=== Input data ===
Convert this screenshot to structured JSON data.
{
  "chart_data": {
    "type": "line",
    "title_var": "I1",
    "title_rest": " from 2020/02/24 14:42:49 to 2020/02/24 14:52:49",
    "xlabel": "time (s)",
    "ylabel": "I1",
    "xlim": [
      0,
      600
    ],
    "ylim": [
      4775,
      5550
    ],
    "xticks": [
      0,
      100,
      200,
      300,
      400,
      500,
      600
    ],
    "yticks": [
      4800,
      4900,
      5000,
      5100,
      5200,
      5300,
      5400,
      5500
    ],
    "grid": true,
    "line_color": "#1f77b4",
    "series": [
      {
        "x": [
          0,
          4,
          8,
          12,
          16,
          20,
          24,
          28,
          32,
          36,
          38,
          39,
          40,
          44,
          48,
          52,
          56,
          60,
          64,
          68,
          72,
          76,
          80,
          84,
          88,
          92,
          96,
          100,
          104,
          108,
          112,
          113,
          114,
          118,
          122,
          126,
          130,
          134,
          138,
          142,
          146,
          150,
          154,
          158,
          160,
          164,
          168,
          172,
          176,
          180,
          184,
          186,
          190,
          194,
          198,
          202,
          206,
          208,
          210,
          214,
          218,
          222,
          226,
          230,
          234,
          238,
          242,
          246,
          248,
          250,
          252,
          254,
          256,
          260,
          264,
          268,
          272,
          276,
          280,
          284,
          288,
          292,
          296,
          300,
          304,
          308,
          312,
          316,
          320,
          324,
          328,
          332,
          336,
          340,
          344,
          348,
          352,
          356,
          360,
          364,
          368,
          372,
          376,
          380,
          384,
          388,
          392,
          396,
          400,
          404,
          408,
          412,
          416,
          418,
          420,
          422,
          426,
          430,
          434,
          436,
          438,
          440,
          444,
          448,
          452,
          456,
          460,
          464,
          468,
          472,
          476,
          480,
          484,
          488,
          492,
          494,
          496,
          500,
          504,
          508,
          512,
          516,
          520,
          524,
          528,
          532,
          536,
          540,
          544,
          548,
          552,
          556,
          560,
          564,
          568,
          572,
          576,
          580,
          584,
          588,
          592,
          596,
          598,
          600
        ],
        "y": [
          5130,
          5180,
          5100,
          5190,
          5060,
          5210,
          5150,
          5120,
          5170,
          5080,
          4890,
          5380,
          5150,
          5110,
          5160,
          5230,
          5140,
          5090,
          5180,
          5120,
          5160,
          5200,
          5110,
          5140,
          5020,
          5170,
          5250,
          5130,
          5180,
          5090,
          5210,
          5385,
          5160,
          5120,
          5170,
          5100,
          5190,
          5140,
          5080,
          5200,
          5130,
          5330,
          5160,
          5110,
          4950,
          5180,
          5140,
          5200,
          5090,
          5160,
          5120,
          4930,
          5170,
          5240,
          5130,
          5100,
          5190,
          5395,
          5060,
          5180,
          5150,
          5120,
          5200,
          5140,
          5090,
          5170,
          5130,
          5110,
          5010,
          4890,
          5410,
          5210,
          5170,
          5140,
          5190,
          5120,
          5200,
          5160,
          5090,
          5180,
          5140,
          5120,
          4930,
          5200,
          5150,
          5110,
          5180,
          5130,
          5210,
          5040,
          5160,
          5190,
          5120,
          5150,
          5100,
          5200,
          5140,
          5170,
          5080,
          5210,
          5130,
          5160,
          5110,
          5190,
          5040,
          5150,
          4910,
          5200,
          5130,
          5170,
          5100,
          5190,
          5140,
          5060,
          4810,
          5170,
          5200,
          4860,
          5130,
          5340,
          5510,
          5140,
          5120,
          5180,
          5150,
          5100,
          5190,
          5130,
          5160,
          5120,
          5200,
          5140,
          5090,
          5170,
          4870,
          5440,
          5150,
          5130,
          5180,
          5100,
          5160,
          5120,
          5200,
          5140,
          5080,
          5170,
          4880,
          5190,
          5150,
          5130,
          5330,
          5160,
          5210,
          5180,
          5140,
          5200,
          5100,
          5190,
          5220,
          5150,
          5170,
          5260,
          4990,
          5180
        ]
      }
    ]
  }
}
===
__What this task involves__
Type out all of the material again, word for word.

__Solution for this exercise__
Convert this screenshot to structured JSON data.
{
  "chart_data": {
    "type": "line",
    "title_var": "I1",
    "title_rest": " from 2020/02/24 14:42:49 to 2020/02/24 14:52:49",
    "xlabel": "time (s)",
    "ylabel": "I1",
    "xlim": [
      0,
      600
    ],
    "ylim": [
      4775,
      5550
    ],
    "xticks": [
      0,
      100,
      200,
      300,
      400,
      500,
      600
    ],
    "yticks": [
      4800,
      4900,
      5000,
      5100,
      5200,
      5300,
      5400,
      5500
    ],
    "grid": true,
    "line_color": "#1f77b4",
    "series": [
      {
        "x": [
          0,
          4,
          8,
          12,
          16,
          20,
          24,
          28,
          32,
          36,
          38,
          39,
          40,
          44,
          48,
          52,
          56,
          60,
          64,
          68,
          72,
          76,
          80,
          84,
          88,
          92,
          96,
          100,
          104,
          108,
          112,
          113,
          114,
          118,
          122,
          126,
          130,
          134,
          138,
          142,
          146,
          150,
          154,
          158,
          160,
          164,
          168,
          172,
          176,
          180,
          184,
          186,
          190,
          194,
          198,
          202,
          206,
          208,
          210,
          214,
          218,
          222,
          226,
          230,
          234,
          238,
          242,
          246,
          248,
          250,
          252,
          254,
          256,
          260,
          264,
          268,
          272,
          276,
          280,
          284,
          288,
          292,
          296,
          300,
          304,
          308,
          312,
          316,
          320,
          324,
          328,
          332,
          336,
          340,
          344,
          348,
          352,
          356,
          360,
          364,
          368,
          372,
          376,
          380,
          384,
          388,
          392,
          396,
          400,
          404,
          408,
          412,
          416,
          418,
          420,
          422,
          426,
          430,
          434,
          436,
          438,
          440,
          444,
          448,
          452,
          456,
          460,
          464,
          468,
          472,
          476,
          480,
          484,
          488,
          492,
          494,
          496,
          500,
          504,
          508,
          512,
          516,
          520,
          524,
          528,
          532,
          536,
          540,
          544,
          548,
          552,
          556,
          560,
          564,
          568,
          572,
          576,
          580,
          584,
          588,
          592,
          596,
          598,
          600
        ],
        "y": [
          5130,
          5180,
          5100,
          5190,
          5060,
          5210,
          5150,
          5120,
          5170,
          5080,
          4890,
          5380,
          5150,
          5110,
          5160,
          5230,
          5140,
          5090,
          5180,
          5120,
          5160,
          5200,
          5110,
          5140,
          5020,
          5170,
          5250,
          5130,
          5180,
          5090,
          5210,
          5385,
          5160,
          5120,
          5170,
          5100,
          5190,
          5140,
          5080,
          5200,
          5130,
          5330,
          5160,
          5110,
          4950,
          5180,
          5140,
          5200,
          5090,
          5160,
          5120,
          4930,
          5170,
          5240,
          5130,
          5100,
          5190,
          5395,
          5060,
          5180,
          5150,
          5120,
          5200,
          5140,
          5090,
          5170,
          5130,
          5110,
          5010,
          4890,
          5410,
          5210,
          5170,
          5140,
          5190,
          5120,
          5200,
          5160,
          5090,
          5180,
          5140,
          5120,
          4930,
          5200,
          5150,
          5110,
          5180,
          5130,
          5210,
          5040,
          5160,
          5190,
          5120,
          5150,
          5100,
          5200,
          5140,
          5170,
          5080,
          5210,
          5130,
          5160,
          5110,
          5190,
          5040,
          5150,
          4910,
          5200,
          5130,
          5170,
          5100,
          5190,
          5140,
          5060,
          4810,
          5170,
          5200,
          4860,
          5130,
          5340,
          5510,
          5140,
          5120,
          5180,
          5150,
          5100,
          5190,
          5130,
          5160,
          5120,
          5200,
          5140,
          5090,
          5170,
          4870,
          5440,
          5150,
          5130,
          5180,
          5100,
          5160,
          5120,
          5200,
          5140,
          5080,
          5170,
          4880,
          5190,
          5150,
          5130,
          5330,
          5160,
          5210,
          5180,
          5140,
          5200,
          5100,
          5190,
          5220,
          5150,
          5170,
          5260,
          4990,
          5180
        ]
      }
    ]
  }
}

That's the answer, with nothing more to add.